▶ **Instruction 1**: Give the Daewoo Matiz review again, everything from "BY ANDY ENRIGHT" down to "gormless? You decide.", with "Daewoo" renamed to "Chevrolet".

BY ANDY ENRIGHT
The Daewoo Matiz changed many people's perceptions of the Korean car giant. Rather than a company that produced re-heated versions of other's cast offs, it became a manufacturer that produced smarter cars when it undertook the job itself. The Matiz was the first Daewoo that large numbers of the general public would actually countenance purchasing for any reason other than cost of ownership; strangely ironic given that it was Britain's cheapest car to run. As a used buy it's possible to drive these costs down still further and still have one of the cheekiest Citycars on the road. Groovy or gormless? You decide.
Models Covered: (5 dr Citycar 800cc petrol [SE, SE+])

▶ **Instruction 2**: Lay out the rows, everything from the first one down to the line containing "volume-bar: [207, 493, 213, 535]", as a Markdown table with the columns Nr and Line. Leave out blank lines.

▶ **Records shown**:

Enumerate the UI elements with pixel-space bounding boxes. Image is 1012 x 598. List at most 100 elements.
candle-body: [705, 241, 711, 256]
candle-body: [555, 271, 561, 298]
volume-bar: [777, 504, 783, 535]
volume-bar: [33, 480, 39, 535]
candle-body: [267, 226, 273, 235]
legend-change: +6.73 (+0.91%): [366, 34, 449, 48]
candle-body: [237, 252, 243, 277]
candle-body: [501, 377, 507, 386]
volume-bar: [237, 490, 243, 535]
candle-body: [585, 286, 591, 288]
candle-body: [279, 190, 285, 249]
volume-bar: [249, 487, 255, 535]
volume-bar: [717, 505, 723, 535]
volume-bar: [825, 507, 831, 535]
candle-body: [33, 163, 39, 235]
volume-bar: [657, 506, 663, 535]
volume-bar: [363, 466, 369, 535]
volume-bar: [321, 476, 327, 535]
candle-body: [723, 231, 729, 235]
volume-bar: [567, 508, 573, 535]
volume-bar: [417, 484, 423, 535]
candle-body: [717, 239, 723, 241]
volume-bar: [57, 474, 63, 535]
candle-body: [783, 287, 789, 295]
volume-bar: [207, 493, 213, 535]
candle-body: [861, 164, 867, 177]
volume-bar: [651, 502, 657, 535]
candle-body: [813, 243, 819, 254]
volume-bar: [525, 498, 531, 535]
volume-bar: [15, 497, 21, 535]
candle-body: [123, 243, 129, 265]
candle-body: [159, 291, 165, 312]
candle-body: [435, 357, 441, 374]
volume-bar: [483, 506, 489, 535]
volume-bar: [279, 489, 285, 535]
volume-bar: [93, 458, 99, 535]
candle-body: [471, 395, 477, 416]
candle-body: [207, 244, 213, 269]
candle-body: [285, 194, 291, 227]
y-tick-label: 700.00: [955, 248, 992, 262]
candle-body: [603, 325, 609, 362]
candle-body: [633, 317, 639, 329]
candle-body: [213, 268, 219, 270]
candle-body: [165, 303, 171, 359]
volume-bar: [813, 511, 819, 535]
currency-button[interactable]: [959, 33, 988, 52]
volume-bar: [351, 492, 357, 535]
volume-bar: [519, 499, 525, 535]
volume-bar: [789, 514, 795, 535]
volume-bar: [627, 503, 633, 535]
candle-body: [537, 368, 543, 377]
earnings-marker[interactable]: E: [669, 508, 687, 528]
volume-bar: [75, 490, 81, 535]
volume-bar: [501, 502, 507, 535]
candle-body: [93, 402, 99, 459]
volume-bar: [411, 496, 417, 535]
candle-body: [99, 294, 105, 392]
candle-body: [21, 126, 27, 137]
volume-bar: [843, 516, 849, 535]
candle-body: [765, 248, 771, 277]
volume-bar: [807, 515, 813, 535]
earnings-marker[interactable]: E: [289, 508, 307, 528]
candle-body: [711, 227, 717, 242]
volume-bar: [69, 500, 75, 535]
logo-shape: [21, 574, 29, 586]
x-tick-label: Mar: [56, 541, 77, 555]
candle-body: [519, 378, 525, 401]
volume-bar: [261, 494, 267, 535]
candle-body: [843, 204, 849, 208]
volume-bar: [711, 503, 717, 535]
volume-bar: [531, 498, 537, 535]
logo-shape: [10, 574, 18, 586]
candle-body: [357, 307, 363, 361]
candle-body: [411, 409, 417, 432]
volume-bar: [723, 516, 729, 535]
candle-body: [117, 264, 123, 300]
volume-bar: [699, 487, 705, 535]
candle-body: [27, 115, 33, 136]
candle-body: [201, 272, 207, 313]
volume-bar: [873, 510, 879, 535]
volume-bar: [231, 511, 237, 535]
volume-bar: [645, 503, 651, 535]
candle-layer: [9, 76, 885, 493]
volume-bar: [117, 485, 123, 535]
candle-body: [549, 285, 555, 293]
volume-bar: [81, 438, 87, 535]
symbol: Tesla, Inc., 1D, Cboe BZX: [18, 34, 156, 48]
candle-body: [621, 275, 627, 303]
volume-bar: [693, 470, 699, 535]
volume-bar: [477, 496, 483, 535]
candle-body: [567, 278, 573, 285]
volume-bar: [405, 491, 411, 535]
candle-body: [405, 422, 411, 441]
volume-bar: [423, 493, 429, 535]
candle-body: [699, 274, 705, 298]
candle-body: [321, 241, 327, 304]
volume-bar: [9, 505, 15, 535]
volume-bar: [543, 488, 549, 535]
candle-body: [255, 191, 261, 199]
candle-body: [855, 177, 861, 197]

▶ **Written solution 1**:
BY ANDY ENRIGHT
The Chevrolet Matiz changed many people's perceptions of the Korean car giant. Rather than a company that produced re-heated versions of other's cast offs, it became a manufacturer that produced smarter cars when it undertook the job itself. The Matiz was the first Chevrolet that large numbers of the general public would actually countenance purchasing for any reason other than cost of ownership; strangely ironic given that it was Britain's cheapest car to run. As a used buy it's possible to drive these costs down still further and still have one of the cheekiest Citycars on the road. Groovy or gormless? You decide.

▶ **Written solution 2**:
| Nr | Line |
|---|---|
| 1 | Enumerate the UI elements with pixel-space bounding boxes. Image is 1012 x 598. List at most 100 elements. |
| 2 | candle-body: [705, 241, 711, 256] |
| 3 | candle-body: [555, 271, 561, 298] |
| 4 | volume-bar: [777, 504, 783, 535] |
| 5 | volume-bar: [33, 480, 39, 535] |
| 6 | candle-body: [267, 226, 273, 235] |
| 7 | legend-change: +6.73 (+0.91%): [366, 34, 449, 48] |
| 8 | candle-body: [237, 252, 243, 277] |
| 9 | candle-body: [501, 377, 507, 386] |
| 10 | volume-bar: [237, 490, 243, 535] |
| 11 | candle-body: [585, 286, 591, 288] |
| 12 | candle-body: [279, 190, 285, 249] |
| 13 | volume-bar: [249, 487, 255, 535] |
| 14 | volume-bar: [717, 505, 723, 535] |
| 15 | volume-bar: [825, 507, 831, 535] |
| 16 | candle-body: [33, 163, 39, 235] |
| 17 | volume-bar: [657, 506, 663, 535] |
| 18 | volume-bar: [363, 466, 369, 535] |
| 19 | volume-bar: [321, 476, 327, 535] |
| 20 | candle-body: [723, 231, 729, 235] |
| 21 | volume-bar: [567, 508, 573, 535] |
| 22 | volume-bar: [417, 484, 423, 535] |
| 23 | candle-body: [717, 239, 723, 241] |
| 24 | volume-bar: [57, 474, 63, 535] |
| 25 | candle-body: [783, 287, 789, 295] |
| 26 | volume-bar: [207, 493, 213, 535] |